Problem description
Copy each line of the entries that contains the word "يكرر".

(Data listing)
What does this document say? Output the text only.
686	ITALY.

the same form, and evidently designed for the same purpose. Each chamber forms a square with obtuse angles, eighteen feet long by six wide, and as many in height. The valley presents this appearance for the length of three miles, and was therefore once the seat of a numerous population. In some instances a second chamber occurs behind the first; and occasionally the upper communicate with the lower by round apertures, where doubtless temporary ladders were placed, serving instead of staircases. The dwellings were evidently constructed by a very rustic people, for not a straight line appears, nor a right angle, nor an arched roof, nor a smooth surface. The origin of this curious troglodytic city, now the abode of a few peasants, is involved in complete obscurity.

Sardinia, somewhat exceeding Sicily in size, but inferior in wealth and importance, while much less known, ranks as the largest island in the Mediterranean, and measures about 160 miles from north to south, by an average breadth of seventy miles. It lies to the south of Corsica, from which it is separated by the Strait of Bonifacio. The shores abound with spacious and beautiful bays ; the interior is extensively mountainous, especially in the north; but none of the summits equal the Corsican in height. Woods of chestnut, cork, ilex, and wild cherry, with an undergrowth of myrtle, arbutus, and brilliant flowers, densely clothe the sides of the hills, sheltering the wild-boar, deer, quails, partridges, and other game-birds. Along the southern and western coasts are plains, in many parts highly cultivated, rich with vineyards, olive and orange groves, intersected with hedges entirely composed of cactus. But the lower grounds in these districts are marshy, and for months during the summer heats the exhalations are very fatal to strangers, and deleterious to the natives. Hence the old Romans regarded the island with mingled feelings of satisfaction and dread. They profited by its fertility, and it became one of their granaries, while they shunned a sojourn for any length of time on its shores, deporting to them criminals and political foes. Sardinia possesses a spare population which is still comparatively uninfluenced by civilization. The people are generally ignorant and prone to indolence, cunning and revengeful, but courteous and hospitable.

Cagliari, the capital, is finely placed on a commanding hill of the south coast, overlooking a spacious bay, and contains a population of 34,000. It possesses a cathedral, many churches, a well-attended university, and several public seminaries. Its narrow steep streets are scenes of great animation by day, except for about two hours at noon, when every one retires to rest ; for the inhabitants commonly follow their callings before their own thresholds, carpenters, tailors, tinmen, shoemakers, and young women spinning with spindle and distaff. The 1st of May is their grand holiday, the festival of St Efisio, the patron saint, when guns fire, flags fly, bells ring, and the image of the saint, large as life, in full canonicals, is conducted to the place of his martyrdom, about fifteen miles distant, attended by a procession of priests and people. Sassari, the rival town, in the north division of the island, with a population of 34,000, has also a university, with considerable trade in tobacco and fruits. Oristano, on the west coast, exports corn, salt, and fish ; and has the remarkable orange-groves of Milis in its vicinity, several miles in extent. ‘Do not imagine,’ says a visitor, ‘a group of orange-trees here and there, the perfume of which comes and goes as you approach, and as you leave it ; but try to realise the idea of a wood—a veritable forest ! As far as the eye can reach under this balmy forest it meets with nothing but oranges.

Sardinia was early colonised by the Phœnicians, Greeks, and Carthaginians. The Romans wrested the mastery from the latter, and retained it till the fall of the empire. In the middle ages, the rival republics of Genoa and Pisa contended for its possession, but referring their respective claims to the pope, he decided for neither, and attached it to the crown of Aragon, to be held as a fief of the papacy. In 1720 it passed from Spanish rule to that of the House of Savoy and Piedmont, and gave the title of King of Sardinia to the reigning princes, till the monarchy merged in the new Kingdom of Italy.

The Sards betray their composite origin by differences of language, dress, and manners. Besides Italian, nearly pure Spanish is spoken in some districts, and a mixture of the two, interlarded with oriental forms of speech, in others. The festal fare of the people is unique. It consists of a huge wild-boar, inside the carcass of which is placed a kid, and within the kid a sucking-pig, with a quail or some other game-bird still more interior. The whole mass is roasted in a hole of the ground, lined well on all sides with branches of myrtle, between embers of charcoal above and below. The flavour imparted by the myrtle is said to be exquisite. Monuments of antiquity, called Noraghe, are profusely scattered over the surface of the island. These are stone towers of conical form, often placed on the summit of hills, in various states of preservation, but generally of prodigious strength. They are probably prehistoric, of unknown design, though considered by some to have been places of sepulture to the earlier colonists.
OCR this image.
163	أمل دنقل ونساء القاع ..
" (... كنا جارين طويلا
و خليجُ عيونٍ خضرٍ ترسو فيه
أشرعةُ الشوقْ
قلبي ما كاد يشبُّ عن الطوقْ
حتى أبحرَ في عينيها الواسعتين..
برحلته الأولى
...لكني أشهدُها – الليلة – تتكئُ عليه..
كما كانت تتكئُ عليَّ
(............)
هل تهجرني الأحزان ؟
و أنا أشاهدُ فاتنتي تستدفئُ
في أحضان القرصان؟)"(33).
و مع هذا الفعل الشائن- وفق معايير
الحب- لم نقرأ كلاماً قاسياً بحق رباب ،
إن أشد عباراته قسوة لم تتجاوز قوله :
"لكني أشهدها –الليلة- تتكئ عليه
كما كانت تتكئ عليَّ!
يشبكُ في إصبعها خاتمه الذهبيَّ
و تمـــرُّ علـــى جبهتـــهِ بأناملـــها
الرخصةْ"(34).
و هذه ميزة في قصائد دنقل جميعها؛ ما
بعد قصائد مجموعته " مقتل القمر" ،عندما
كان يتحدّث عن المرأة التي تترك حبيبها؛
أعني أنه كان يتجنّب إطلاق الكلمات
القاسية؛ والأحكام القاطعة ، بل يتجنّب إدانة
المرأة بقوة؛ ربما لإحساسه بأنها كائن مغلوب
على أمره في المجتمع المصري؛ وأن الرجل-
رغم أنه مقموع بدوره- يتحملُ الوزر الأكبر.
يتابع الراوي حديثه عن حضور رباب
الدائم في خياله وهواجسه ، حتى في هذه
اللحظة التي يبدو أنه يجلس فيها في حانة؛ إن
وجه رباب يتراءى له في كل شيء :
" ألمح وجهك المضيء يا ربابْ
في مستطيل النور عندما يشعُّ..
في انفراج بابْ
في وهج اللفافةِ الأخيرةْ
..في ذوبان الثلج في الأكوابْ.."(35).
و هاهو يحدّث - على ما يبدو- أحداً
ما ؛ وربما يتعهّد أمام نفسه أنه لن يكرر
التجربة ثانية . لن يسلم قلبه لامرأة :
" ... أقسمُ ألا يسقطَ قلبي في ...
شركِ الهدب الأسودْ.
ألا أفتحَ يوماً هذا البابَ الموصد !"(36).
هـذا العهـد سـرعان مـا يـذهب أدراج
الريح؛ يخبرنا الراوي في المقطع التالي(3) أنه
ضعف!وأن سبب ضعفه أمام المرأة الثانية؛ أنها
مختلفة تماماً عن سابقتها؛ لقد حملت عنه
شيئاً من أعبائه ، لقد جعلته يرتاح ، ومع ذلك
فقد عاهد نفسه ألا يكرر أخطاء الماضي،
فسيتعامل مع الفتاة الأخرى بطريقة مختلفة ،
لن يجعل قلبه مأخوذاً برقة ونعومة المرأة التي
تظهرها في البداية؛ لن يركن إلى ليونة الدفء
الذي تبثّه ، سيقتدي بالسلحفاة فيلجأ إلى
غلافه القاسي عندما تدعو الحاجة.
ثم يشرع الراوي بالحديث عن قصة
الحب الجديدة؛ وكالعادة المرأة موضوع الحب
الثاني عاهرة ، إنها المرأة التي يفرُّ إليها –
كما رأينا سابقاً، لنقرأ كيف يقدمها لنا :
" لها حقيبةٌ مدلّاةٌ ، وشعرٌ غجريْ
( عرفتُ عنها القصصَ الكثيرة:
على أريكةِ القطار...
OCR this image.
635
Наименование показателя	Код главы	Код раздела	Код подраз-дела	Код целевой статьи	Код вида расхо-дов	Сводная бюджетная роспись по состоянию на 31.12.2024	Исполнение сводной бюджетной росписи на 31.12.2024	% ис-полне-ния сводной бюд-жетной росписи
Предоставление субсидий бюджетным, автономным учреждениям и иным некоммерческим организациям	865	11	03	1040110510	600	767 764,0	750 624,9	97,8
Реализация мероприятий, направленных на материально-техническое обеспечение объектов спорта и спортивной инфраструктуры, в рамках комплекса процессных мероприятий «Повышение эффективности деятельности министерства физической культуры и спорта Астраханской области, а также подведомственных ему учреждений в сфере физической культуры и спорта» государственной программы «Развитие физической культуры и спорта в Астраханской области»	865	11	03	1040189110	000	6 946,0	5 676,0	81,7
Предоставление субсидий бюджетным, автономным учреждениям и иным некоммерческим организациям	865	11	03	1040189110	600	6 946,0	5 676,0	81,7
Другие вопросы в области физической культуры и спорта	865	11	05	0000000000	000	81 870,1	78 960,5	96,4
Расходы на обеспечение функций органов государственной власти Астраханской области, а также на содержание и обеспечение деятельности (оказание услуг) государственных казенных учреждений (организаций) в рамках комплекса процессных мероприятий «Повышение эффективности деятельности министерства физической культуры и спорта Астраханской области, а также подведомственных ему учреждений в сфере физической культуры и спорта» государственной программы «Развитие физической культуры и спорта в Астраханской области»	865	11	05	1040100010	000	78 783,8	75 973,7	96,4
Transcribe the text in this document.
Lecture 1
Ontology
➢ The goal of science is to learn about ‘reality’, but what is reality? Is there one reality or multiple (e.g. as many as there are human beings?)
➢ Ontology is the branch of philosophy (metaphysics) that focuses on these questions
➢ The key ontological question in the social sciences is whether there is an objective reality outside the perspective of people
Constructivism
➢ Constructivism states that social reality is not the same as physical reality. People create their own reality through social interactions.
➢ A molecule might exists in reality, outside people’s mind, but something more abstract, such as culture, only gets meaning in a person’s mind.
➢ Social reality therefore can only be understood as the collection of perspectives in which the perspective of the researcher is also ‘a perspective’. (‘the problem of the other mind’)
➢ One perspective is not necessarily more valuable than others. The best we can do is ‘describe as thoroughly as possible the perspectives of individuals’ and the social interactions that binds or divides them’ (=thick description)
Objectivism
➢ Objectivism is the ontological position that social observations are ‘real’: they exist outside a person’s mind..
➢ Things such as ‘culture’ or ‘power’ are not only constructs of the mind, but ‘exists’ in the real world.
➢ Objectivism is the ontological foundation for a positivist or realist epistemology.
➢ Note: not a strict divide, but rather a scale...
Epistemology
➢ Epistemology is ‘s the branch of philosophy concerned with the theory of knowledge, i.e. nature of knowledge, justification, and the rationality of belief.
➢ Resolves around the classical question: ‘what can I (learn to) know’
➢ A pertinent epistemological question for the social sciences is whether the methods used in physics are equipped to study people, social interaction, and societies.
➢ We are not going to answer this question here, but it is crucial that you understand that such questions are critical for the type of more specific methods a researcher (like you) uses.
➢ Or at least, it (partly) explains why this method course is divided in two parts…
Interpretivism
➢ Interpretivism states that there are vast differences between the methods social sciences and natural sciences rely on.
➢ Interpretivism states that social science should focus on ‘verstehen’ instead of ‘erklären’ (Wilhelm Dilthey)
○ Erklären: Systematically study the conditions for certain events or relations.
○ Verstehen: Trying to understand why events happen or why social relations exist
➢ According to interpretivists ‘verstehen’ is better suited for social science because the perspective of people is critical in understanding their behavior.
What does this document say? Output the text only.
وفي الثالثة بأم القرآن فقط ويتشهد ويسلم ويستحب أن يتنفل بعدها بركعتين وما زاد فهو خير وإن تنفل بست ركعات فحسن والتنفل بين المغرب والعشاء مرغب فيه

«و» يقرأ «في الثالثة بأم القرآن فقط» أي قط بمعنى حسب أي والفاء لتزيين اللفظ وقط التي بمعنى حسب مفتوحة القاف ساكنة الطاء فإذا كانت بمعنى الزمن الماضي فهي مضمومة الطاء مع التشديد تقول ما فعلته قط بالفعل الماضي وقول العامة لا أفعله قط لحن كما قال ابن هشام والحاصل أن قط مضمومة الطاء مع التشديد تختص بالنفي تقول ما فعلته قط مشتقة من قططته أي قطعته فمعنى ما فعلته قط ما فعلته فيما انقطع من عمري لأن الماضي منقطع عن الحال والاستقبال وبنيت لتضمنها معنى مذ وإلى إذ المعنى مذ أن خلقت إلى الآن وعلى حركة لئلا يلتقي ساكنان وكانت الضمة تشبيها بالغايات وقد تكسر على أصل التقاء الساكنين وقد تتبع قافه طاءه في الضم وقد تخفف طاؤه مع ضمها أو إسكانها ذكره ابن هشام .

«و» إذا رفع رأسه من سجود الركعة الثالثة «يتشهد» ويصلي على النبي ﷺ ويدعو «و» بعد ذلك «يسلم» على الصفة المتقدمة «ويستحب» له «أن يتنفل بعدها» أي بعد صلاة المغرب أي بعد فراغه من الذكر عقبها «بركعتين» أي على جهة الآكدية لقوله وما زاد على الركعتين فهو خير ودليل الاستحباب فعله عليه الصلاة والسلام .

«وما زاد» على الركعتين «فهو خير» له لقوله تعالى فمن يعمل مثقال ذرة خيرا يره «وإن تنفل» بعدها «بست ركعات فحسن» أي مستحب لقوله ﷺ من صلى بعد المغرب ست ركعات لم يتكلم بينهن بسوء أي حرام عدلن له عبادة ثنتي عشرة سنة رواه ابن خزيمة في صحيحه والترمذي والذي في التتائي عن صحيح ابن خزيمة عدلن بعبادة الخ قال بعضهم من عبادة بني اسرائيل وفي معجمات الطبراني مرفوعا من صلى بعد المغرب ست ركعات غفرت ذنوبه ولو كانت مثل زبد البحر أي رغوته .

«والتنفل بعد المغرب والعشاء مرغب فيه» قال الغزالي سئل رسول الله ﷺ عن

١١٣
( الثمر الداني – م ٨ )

Task response
ما ؛ وربما يتعهّد أمام نفسه أنه لن يكرر
فقد عاهد نفسه ألا يكرر أخطاء الماضي،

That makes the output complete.